• _Goal_: Restate the material word for word and leave out anything that is a picture.

• _Record list_:
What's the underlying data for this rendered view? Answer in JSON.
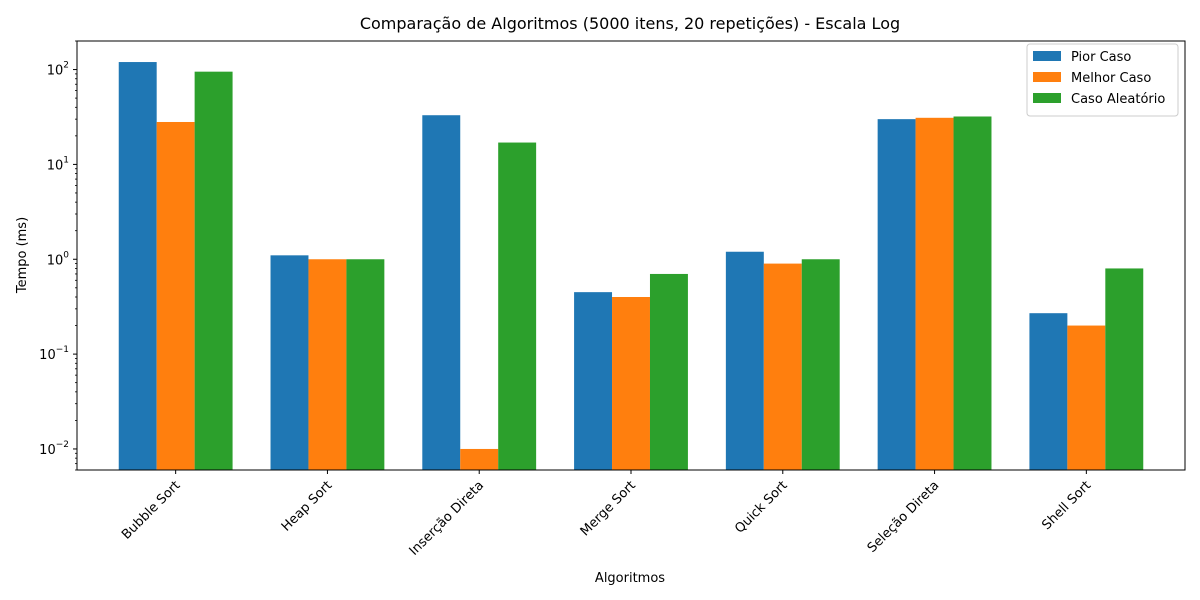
{
  "chart_data": {
    "type": "bar",
    "title": "Comparação de Algoritmos (5000 itens, 20 repetições) - Escala Log",
    "xlabel": "Algoritmos",
    "ylabel": "Tempo (ms)",
    "yscale": "log",
    "ylim": [
      0.006,
      200
    ],
    "yticks": [
      {
        "value": 0.01,
        "base": "10",
        "exp": "−2"
      },
      {
        "value": 0.1,
        "base": "10",
        "exp": "−1"
      },
      {
        "value": 1,
        "base": "10",
        "exp": "0"
      },
      {
        "value": 10,
        "base": "10",
        "exp": "1"
      },
      {
        "value": 100,
        "base": "10",
        "exp": "2"
      }
    ],
    "grid": false,
    "legend_position": "top-right",
    "categories": [
      "Bubble Sort",
      "Heap Sort",
      "Inserção Direta",
      "Merge Sort",
      "Quick Sort",
      "Seleção Direta",
      "Shell Sort"
    ],
    "series": [
      {
        "name": "Pior Caso",
        "color": "#1f77b4",
        "values": [
          120,
          1.1,
          33,
          0.45,
          1.2,
          30,
          0.27
        ]
      },
      {
        "name": "Melhor Caso",
        "color": "#ff7f0e",
        "values": [
          28,
          1.0,
          0.01,
          0.4,
          0.9,
          31,
          0.2
        ]
      },
      {
        "name": "Caso Aleatório",
        "color": "#2ca02c",
        "values": [
          95,
          1.0,
          17,
          0.7,
          1.0,
          32,
          0.8
        ]
      }
    ]
  }
}
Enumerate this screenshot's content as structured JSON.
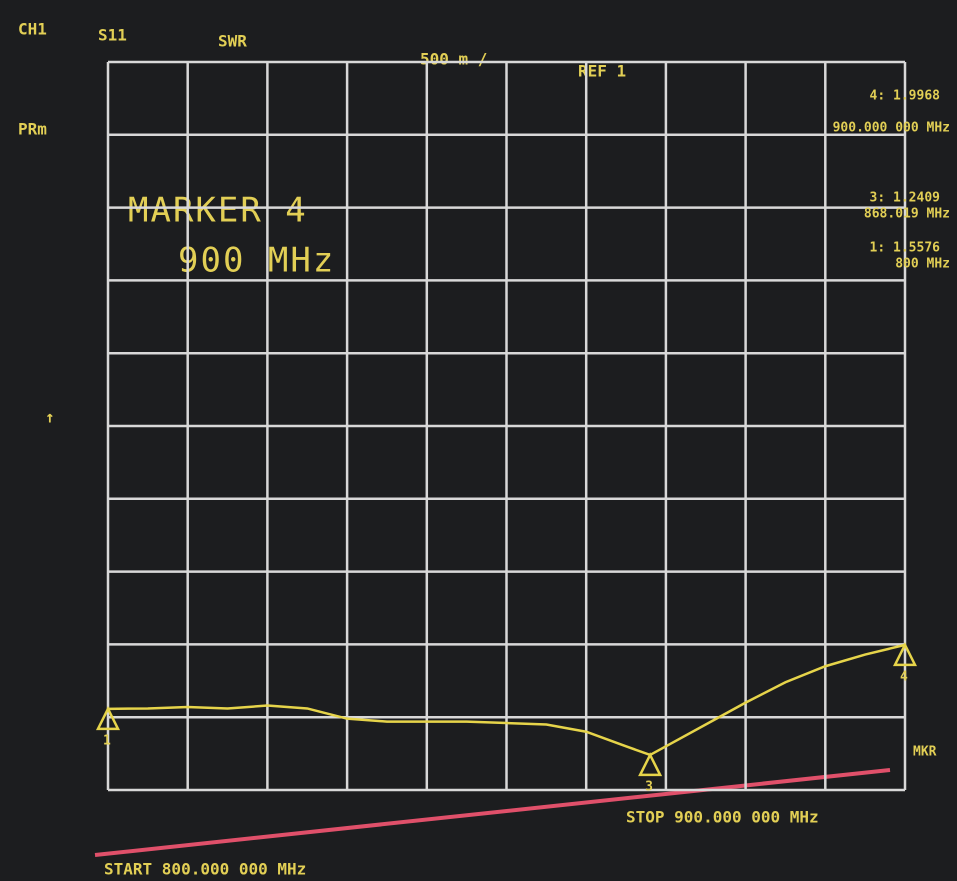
{
  "chart_data": {
    "type": "line",
    "channel": "CH1",
    "parameter": "S11",
    "format": "SWR",
    "scale": "500 m /",
    "reference": "REF 1",
    "side_label": "PRm",
    "annotation_title": "MARKER 4",
    "annotation_value": "900 MHz",
    "start_label": "START 800.000 000 MHz",
    "stop_label": "STOP 900.000 000 MHz",
    "side_label_2": "MKR",
    "xlim": [
      800,
      900
    ],
    "ylim": [
      1,
      6
    ],
    "xticks": [
      800,
      810,
      820,
      830,
      840,
      850,
      860,
      870,
      880,
      890,
      900
    ],
    "yticks": [
      1,
      1.5,
      2,
      2.5,
      3,
      3.5,
      4,
      4.5,
      5,
      5.5,
      6
    ],
    "grid": true,
    "series": [
      {
        "name": "S11",
        "color": "#e6d44a",
        "x": [
          800,
          805,
          810,
          815,
          820,
          825,
          830,
          835,
          840,
          845,
          850,
          855,
          860,
          865,
          868.019,
          870,
          875,
          880,
          885,
          890,
          895,
          900
        ],
        "values": [
          1.5576,
          1.56,
          1.57,
          1.56,
          1.58,
          1.56,
          1.49,
          1.47,
          1.47,
          1.47,
          1.46,
          1.45,
          1.4,
          1.3,
          1.2409,
          1.3,
          1.45,
          1.6,
          1.74,
          1.85,
          1.93,
          1.9968
        ]
      }
    ],
    "markers": [
      {
        "name": "1",
        "x": 800,
        "y": 1.5576,
        "readout": "1: 1.5576",
        "freq_label": "800 MHz"
      },
      {
        "name": "3",
        "x": 868.019,
        "y": 1.2409,
        "readout": "3: 1.2409",
        "freq_label": "868.019 MHz"
      },
      {
        "name": "4",
        "x": 900,
        "y": 1.9968,
        "readout": "4: 1.9968",
        "freq_label": "900.000 000 MHz"
      }
    ]
  }
}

• _Result of the exercise_:
What's the underlying data for this rendered view? Answer in JSON.
{
  "chart_data": {
    "type": "bar",
    "title": "Comparação de Algoritmos (5000 itens, 20 repetições) - Escala Log",
    "xlabel": "Algoritmos",
    "ylabel": "Tempo (ms)",
    "yscale": "log",
    "ylim": [
      0.006,
      200
    ],
    "yticks": [
      {
        "value": 0.01,
        "base": "10",
        "exp": "−2"
      },
      {
        "value": 0.1,
        "base": "10",
        "exp": "−1"
      },
      {
        "value": 1,
        "base": "10",
        "exp": "0"
      },
      {
        "value": 10,
        "base": "10",
        "exp": "1"
      },
      {
        "value": 100,
        "base": "10",
        "exp": "2"
      }
    ],
    "grid": false,
    "legend_position": "top-right",
    "categories": [
      "Bubble Sort",
      "Heap Sort",
      "Inserção Direta",
      "Merge Sort",
      "Quick Sort",
      "Seleção Direta",
      "Shell Sort"
    ],
    "series": [
      {
        "name": "Pior Caso",
        "color": "#1f77b4",
        "values": [
          120,
          1.1,
          33,
          0.45,
          1.2,
          30,
          0.27
        ]
      },
      {
        "name": "Melhor Caso",
        "color": "#ff7f0e",
        "values": [
          28,
          1.0,
          0.01,
          0.4,
          0.9,
          31,
          0.2
        ]
      },
      {
        "name": "Caso Aleatório",
        "color": "#2ca02c",
        "values": [
          95,
          1.0,
          17,
          0.7,
          1.0,
          32,
          0.8
        ]
      }
    ]
  }
}
Enumerate this screenshot's content as structured JSON.
{
  "chart_data": {
    "type": "line",
    "channel": "CH1",
    "parameter": "S11",
    "format": "SWR",
    "scale": "500 m /",
    "reference": "REF 1",
    "side_label": "PRm",
    "annotation_title": "MARKER 4",
    "annotation_value": "900 MHz",
    "start_label": "START 800.000 000 MHz",
    "stop_label": "STOP 900.000 000 MHz",
    "side_label_2": "MKR",
    "xlim": [
      800,
      900
    ],
    "ylim": [
      1,
      6
    ],
    "xticks": [
      800,
      810,
      820,
      830,
      840,
      850,
      860,
      870,
      880,
      890,
      900
    ],
    "yticks": [
      1,
      1.5,
      2,
      2.5,
      3,
      3.5,
      4,
      4.5,
      5,
      5.5,
      6
    ],
    "grid": true,
    "series": [
      {
        "name": "S11",
        "color": "#e6d44a",
        "x": [
          800,
          805,
          810,
          815,
          820,
          825,
          830,
          835,
          840,
          845,
          850,
          855,
          860,
          865,
          868.019,
          870,
          875,
          880,
          885,
          890,
          895,
          900
        ],
        "values": [
          1.5576,
          1.56,
          1.57,
          1.56,
          1.58,
          1.56,
          1.49,
          1.47,
          1.47,
          1.47,
          1.46,
          1.45,
          1.4,
          1.3,
          1.2409,
          1.3,
          1.45,
          1.6,
          1.74,
          1.85,
          1.93,
          1.9968
        ]
      }
    ],
    "markers": [
      {
        "name": "1",
        "x": 800,
        "y": 1.5576,
        "readout": "1: 1.5576",
        "freq_label": "800 MHz"
      },
      {
        "name": "3",
        "x": 868.019,
        "y": 1.2409,
        "readout": "3: 1.2409",
        "freq_label": "868.019 MHz"
      },
      {
        "name": "4",
        "x": 900,
        "y": 1.9968,
        "readout": "4: 1.9968",
        "freq_label": "900.000 000 MHz"
      }
    ]
  }
}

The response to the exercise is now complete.